***** VORLIEGENDER TEXT

Nicht wenige Bands haben sich gegründet, um einem großen Vorbild nachzueifern. Sollte das auch auf GRACELESS zutreffen, waren ziemlich sicher BOLT THROWER die Inspirationsquelle. Entsprechend kredenzen uns die vier Holländer eine massive Portion Oldschool Death Metal mit starkem Doomeinschlag.
Dabei geht das Quartett teilweise etwas schleppender als die vermeintlichen Vorbilder vor. Aber genug von den Vergleichen. Selbst bei GRUESOME hinkt der Vergleich ja; und das, obwohl diese es explizit darauf anlegen. Abgesehen davon, dass es an sich ein Ding der Unmöglichkeit ist, der Klasse von DEATH auch nur im Ansatz nahe zu kommen.

**********
***** EXTRAHIERTE EINTRÄGE

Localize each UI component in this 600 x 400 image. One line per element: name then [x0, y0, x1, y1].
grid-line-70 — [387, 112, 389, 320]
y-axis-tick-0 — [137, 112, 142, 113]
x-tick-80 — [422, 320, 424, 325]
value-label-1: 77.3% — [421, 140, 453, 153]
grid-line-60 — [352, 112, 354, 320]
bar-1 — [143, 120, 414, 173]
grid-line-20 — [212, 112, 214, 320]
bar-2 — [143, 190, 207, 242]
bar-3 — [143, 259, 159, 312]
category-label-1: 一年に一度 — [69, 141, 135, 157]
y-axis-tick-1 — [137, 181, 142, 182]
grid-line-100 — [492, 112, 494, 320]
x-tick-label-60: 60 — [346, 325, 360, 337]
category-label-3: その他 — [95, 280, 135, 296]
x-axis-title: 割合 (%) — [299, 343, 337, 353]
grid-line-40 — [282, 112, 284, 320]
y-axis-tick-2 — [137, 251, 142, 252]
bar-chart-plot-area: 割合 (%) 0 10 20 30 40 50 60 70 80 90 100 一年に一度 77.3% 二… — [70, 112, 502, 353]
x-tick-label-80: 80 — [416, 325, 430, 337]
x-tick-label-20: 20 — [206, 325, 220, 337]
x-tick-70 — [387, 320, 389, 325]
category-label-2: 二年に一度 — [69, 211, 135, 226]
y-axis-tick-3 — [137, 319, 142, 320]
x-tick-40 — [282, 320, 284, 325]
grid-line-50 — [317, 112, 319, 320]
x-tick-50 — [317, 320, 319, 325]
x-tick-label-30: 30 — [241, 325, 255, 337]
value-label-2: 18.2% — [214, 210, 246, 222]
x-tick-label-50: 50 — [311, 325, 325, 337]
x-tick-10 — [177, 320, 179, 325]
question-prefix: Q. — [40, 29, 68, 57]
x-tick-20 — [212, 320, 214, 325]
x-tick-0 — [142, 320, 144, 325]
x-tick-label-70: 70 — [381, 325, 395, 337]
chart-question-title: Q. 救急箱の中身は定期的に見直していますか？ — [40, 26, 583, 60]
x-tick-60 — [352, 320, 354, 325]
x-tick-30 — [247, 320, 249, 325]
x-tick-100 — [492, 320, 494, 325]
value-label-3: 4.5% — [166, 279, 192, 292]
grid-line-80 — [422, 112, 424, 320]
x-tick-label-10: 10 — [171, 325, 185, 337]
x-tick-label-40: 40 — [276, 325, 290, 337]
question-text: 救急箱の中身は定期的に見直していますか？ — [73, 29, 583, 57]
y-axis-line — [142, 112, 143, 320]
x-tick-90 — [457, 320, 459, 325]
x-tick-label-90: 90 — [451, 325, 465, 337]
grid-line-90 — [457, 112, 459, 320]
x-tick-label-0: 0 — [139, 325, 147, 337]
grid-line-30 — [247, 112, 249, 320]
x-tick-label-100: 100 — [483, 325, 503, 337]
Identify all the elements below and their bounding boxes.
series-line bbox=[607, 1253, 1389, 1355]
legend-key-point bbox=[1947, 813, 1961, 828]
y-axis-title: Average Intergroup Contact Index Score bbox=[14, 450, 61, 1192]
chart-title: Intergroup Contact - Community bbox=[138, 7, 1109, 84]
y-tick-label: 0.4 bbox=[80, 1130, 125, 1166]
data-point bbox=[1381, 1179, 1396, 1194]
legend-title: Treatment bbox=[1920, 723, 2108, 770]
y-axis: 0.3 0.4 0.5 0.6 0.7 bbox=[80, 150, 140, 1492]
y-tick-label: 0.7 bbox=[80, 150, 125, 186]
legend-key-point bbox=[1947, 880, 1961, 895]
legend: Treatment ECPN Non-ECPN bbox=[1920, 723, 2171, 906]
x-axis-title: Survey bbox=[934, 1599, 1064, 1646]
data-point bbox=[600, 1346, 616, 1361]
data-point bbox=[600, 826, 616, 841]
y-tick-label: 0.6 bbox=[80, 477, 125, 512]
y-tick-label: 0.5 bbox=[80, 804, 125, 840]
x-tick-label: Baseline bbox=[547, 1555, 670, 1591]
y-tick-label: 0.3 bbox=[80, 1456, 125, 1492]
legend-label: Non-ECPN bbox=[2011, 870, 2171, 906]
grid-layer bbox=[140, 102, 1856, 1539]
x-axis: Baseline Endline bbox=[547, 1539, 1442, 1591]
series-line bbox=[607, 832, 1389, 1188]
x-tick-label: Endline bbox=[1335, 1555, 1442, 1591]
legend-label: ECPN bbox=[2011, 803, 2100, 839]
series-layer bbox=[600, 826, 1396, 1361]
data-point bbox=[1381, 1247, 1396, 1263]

**********

## AUFGABEN
1. Aus wie vielen Musikern besteht GRACELESS laut dem Text über die Band?
2. Stimmen diese Aussagen mit dem Text über GRACELESS überein? Antworten Sie jeweils mit Ja oder Nein und zitieren Sie die entscheidenden Worte des Textes genau.
(a) GRACELESS spielen Oldschool Death Metal mit starkem Doomeinschlag.
(b) GRACELESS gehen durchweg schneller vor als ihre vermeintlichen Vorbilder.
(c) Der Klasse von DEATH nahezukommen, gilt im Text als leicht.
3. Schreiben Sie aus dem Text über GRACELESS die Stelle von „Nicht wenige Bands“ bis „mit starkem Doomeinschlag.“ wortgetreu ab.

## LÖSUNGEN
1. Aus vier Musikern.

2.
(a) Ja: „eine massive Portion Oldschool Death Metal mit starkem Doomeinschlag“
(b) Nein: „teilweise etwas schleppender als die vermeintlichen Vorbilder“
(c) Nein: „ein Ding der Unmöglichkeit ist, der Klasse von DEATH auch nur im Ansatz nahe zu kommen“

3.
Nicht wenige Bands haben sich gegründet, um einem großen Vorbild nachzueifern. Sollte das auch auf GRACELESS zutreffen, waren ziemlich sicher BOLT THROWER die Inspirationsquelle. Entsprechend kredenzen uns die vier Holländer eine massive Portion Oldschool Death Metal mit starkem Doomeinschlag.